The exercise asks you to copy every line below in which "this" appears.

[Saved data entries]
•••
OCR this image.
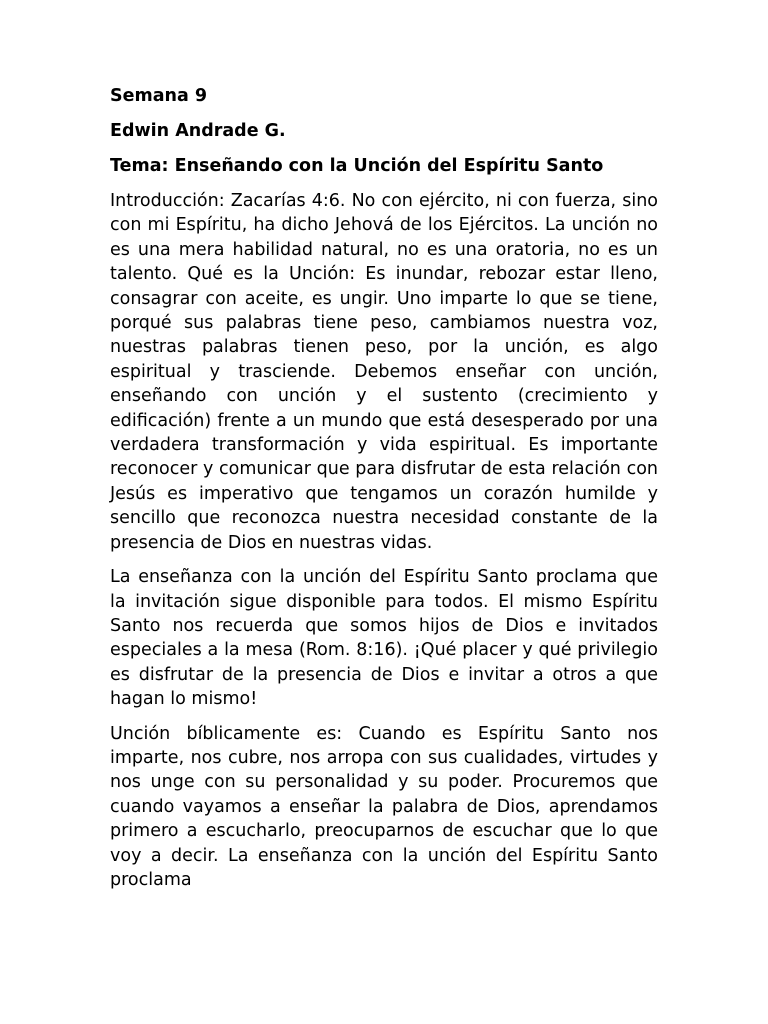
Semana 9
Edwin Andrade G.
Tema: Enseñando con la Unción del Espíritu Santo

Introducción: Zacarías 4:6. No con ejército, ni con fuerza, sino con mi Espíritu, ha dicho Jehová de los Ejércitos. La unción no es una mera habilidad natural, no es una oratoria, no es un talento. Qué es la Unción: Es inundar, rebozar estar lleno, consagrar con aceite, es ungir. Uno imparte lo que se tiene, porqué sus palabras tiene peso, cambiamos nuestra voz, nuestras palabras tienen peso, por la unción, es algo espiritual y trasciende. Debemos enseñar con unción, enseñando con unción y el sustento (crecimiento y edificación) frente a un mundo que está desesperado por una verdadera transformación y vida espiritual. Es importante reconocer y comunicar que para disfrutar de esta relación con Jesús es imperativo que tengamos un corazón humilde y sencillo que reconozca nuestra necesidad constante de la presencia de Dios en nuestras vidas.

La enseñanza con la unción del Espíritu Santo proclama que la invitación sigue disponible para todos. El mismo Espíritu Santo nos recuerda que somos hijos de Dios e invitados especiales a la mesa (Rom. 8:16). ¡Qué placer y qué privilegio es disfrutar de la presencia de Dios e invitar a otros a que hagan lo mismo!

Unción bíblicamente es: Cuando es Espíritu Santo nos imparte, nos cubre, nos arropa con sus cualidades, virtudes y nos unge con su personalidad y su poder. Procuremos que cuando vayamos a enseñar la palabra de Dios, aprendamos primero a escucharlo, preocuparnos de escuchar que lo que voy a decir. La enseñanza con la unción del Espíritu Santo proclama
•••
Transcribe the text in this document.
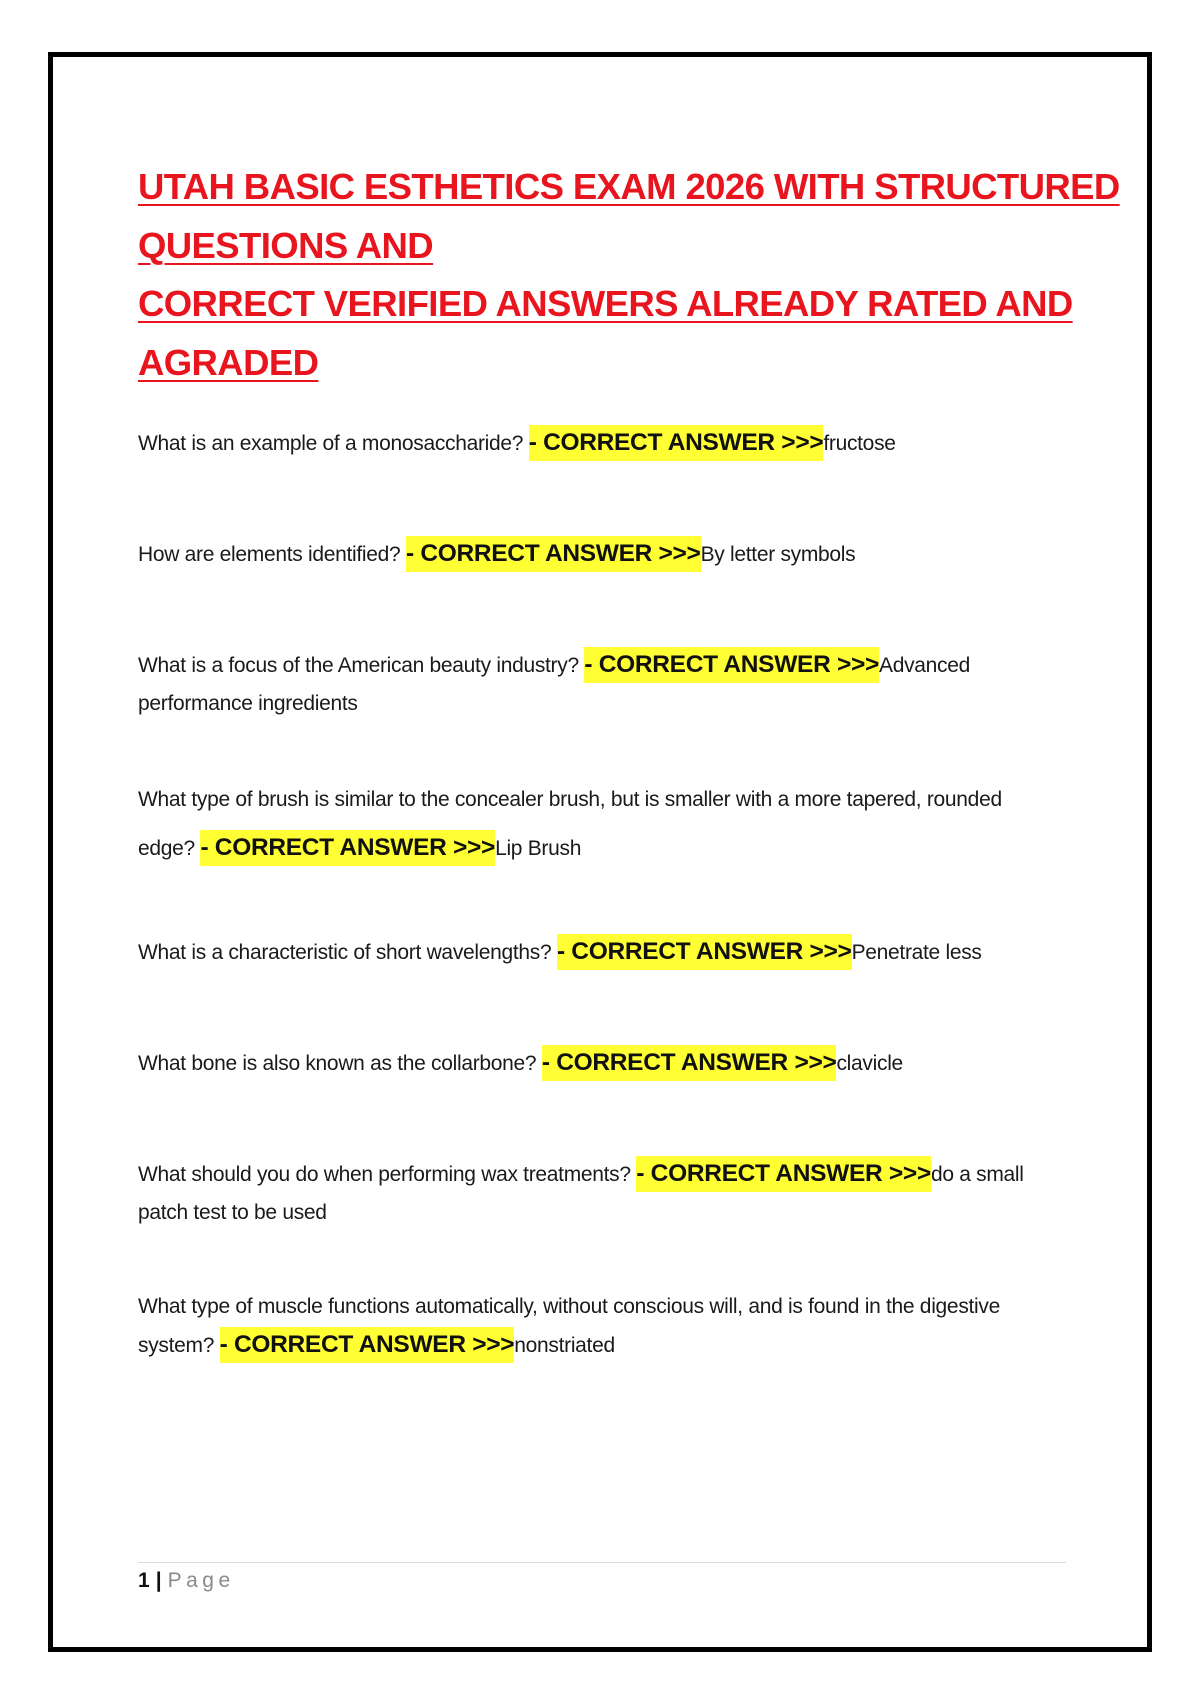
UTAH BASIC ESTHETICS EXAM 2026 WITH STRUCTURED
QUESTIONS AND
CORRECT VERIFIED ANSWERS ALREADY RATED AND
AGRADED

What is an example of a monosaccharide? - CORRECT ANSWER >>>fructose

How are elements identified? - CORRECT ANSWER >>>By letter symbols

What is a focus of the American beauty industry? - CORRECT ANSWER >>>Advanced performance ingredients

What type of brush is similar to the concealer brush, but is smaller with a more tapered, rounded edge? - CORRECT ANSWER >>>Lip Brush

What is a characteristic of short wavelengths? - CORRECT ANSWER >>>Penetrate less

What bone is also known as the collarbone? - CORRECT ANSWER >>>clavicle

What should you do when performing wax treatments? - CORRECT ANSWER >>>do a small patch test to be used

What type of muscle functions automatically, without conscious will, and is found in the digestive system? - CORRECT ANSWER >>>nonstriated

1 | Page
•••
- **TASK RESULT**:
OCR this image.
Transcribe the text in this document.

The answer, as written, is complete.